• Text for analysis
****
14 - Lifecycle Timing Benchmark¶
This example measures the embedded ArcadeDB lifecycle from Python with a mixed workload.
It reports timings for:
- JVM startup
- database create + schema setup
- database open
- transaction load (table + graph + vectors)
- query phase
- close
- reopen
- reopen query phase
- reopen close
Run¶
From bindings/python/examples:
With custom workload:
python3 14_lifecycle_timing.py \
--runs 5 \
--table-records 50000 \
--graph-vertices 10000 \
--vector-records 10000 \
--vector-dimensions 64 \
--query-runs 100 \
--jvm-heap 2g
Notes¶
- The benchmark uses a random database path under
/tmpby default. - The path is removed at the end (cleanup is always on).
****
• Information shown
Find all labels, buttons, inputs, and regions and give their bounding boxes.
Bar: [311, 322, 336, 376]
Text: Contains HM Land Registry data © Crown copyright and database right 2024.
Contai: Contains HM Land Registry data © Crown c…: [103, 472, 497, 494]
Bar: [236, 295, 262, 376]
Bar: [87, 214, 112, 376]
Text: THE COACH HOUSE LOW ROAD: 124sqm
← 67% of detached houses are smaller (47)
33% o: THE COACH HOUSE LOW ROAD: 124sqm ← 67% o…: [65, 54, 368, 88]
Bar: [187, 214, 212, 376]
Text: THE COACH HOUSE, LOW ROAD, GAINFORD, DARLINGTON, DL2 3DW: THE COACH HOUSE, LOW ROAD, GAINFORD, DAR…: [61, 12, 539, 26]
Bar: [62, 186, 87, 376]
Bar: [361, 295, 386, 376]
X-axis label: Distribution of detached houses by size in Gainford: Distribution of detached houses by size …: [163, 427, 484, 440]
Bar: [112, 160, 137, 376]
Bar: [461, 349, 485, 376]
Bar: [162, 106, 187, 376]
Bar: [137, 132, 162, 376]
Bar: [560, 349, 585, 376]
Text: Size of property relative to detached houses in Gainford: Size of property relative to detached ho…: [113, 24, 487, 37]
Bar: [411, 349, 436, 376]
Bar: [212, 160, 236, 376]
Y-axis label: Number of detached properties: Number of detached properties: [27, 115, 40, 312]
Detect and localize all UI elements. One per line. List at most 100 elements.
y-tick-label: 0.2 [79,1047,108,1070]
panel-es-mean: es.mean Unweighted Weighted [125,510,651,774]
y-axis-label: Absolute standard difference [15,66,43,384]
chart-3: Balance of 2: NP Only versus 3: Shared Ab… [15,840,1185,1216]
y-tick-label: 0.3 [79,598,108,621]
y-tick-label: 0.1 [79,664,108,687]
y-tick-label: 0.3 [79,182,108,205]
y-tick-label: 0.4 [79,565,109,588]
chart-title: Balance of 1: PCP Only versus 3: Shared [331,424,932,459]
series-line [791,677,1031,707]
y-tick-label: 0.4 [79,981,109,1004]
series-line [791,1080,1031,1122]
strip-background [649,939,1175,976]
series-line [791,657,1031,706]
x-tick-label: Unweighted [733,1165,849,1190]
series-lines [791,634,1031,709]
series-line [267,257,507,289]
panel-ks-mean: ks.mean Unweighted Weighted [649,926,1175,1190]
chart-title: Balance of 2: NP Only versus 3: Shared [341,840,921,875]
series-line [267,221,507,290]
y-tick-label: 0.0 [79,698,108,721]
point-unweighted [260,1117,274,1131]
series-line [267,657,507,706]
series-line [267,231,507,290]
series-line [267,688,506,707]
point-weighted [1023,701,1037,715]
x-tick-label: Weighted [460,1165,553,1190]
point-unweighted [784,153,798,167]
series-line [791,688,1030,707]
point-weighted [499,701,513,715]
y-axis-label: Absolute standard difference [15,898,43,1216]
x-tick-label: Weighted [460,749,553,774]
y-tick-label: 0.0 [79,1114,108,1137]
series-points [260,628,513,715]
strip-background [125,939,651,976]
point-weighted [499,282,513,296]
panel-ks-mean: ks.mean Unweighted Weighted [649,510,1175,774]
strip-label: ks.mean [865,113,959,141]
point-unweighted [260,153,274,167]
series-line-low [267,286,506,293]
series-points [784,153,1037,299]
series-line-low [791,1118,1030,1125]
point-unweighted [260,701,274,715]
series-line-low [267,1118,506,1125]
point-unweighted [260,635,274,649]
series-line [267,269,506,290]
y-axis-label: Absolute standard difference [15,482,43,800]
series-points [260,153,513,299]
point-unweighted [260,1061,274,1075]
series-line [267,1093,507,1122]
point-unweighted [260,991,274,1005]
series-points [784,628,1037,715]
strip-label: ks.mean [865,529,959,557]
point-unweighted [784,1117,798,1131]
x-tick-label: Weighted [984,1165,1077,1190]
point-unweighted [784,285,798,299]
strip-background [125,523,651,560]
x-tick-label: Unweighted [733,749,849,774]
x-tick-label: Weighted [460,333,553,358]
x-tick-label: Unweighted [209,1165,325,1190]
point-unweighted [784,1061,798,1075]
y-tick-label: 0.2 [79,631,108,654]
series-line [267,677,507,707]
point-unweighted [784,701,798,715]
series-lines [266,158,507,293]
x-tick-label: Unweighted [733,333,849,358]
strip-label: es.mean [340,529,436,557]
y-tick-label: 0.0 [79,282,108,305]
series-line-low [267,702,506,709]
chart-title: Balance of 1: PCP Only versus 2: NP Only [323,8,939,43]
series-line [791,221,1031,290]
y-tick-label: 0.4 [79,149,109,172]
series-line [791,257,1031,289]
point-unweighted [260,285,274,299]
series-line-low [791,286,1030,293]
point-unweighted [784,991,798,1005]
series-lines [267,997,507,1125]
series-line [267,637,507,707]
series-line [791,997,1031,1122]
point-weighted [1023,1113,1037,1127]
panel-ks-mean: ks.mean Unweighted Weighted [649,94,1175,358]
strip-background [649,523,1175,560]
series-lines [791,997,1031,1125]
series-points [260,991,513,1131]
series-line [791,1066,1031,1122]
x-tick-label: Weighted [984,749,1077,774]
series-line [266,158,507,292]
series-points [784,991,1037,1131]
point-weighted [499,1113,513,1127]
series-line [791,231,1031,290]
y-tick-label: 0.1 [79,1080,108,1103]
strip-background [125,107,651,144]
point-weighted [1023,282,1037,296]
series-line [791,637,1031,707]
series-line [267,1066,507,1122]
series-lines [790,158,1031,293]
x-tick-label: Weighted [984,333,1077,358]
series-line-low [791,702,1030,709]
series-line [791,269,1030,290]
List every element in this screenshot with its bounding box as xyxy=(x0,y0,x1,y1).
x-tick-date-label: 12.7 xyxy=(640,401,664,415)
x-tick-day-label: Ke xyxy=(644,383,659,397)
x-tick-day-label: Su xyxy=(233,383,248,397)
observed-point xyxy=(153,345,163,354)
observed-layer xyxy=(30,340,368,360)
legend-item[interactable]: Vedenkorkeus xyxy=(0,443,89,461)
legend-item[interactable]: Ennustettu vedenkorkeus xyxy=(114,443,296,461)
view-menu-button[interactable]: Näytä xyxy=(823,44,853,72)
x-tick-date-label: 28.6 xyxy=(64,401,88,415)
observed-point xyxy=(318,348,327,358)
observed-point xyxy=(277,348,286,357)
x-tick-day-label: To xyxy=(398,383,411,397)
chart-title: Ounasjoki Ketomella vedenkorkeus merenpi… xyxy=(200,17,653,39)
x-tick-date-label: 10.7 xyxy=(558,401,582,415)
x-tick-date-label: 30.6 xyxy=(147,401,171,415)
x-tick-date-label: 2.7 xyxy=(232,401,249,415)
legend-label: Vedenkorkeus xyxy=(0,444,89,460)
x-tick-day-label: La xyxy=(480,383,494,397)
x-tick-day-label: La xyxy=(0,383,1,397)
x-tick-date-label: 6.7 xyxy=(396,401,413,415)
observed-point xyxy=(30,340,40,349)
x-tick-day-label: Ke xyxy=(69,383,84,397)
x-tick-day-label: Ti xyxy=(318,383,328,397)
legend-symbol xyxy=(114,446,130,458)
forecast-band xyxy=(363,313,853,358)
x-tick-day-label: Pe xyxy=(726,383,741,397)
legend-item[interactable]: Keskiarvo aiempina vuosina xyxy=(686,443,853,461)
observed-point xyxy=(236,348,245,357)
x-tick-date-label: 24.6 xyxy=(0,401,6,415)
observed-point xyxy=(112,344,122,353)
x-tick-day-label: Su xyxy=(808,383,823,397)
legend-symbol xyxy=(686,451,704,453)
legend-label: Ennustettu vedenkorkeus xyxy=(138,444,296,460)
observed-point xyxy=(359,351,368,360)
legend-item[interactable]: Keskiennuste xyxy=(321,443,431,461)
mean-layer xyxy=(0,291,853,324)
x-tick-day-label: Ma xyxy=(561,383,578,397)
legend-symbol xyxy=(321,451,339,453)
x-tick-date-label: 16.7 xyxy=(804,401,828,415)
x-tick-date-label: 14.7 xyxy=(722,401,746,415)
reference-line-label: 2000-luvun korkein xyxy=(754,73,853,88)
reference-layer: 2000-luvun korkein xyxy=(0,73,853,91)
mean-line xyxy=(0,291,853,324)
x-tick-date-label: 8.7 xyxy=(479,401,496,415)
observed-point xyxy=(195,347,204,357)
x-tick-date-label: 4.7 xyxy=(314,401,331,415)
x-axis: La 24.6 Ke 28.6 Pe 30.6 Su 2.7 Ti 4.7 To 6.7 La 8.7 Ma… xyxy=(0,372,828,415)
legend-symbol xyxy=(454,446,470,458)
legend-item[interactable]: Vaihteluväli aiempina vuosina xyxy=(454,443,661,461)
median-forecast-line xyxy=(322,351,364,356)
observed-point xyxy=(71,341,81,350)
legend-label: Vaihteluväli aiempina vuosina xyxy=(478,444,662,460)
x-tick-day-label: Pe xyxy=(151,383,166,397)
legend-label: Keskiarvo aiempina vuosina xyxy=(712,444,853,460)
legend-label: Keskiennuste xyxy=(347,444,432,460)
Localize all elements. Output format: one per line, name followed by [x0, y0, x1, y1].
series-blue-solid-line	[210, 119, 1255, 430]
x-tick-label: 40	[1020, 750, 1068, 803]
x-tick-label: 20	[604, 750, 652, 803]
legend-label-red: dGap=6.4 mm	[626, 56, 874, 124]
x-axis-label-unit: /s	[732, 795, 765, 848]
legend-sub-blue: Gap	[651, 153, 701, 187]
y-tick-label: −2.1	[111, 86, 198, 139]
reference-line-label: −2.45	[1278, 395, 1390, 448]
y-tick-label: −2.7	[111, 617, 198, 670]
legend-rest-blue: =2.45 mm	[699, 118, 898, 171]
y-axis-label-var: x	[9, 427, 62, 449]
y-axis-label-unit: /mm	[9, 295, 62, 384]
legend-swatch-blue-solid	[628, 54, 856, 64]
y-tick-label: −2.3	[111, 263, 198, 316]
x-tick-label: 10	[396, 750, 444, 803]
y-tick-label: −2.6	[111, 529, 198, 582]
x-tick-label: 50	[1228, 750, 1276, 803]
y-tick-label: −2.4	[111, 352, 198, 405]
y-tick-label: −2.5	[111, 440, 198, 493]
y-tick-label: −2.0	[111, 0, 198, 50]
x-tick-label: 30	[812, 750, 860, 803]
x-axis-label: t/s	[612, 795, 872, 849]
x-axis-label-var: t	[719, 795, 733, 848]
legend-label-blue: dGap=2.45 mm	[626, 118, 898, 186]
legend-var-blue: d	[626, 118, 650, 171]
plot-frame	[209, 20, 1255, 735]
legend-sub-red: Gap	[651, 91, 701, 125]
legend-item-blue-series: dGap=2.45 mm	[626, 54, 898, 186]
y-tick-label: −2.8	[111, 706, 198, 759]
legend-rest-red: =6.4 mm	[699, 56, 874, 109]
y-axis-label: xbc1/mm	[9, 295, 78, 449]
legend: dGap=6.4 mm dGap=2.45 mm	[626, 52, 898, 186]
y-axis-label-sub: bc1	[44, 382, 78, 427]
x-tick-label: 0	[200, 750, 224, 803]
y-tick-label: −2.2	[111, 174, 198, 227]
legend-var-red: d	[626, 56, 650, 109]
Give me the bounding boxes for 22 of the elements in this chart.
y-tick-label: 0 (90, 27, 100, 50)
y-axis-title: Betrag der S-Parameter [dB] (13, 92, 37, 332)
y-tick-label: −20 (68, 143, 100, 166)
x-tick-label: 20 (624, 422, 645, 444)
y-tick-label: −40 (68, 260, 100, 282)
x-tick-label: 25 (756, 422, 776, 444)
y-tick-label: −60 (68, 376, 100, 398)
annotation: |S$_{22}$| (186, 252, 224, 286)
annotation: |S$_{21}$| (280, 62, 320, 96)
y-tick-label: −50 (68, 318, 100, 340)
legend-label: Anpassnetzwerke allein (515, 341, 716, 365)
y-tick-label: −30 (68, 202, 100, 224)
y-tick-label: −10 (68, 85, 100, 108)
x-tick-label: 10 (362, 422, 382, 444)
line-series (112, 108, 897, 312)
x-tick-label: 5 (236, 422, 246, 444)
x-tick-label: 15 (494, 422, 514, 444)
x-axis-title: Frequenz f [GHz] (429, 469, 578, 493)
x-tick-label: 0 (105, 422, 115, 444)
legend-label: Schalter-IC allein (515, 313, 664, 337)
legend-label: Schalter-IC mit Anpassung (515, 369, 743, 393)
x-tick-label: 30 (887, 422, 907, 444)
****
• Activity list
**a.** According to the lifecycle timing benchmark page, from which directory is the example run?
**b.** From the lifecycle timing benchmark page, quote the passage from "14 - Lifecycle" to "graph + vectors)".
**c.** Write what comes next in the lifecycle timing benchmark page, picking up after its final sentence.

• Responses per task
**a.** bindings/python/examples

**b.**
14 - Lifecycle Timing Benchmark¶
This example measures the embedded ArcadeDB lifecycle from Python with a mixed workload.
It reports timings for:
- JVM startup
- database create + schema setup
- database open
- transaction load (table + graph + vectors)

**c.**
- The script is intended for benchmarking in
examples, not deterministic CI assertions.
Expected Output (Desktop Baseline)¶
On a normal desktop CPU, this is a representative summary shape you can expect:
Averages
jvm start: 0.242371s
create: 0.065687s
schema: 0.036061s
open: 0.003828s
transaction: 1.217344s
load: 1.217346s
query: 5.025231s
close: 0.002140s
reopen: 0.011762s
reopen query:2.343519s
reopen close:0.001561s
Actual timings vary with CPU, storage, memory, Python/JVM versions, and current system load.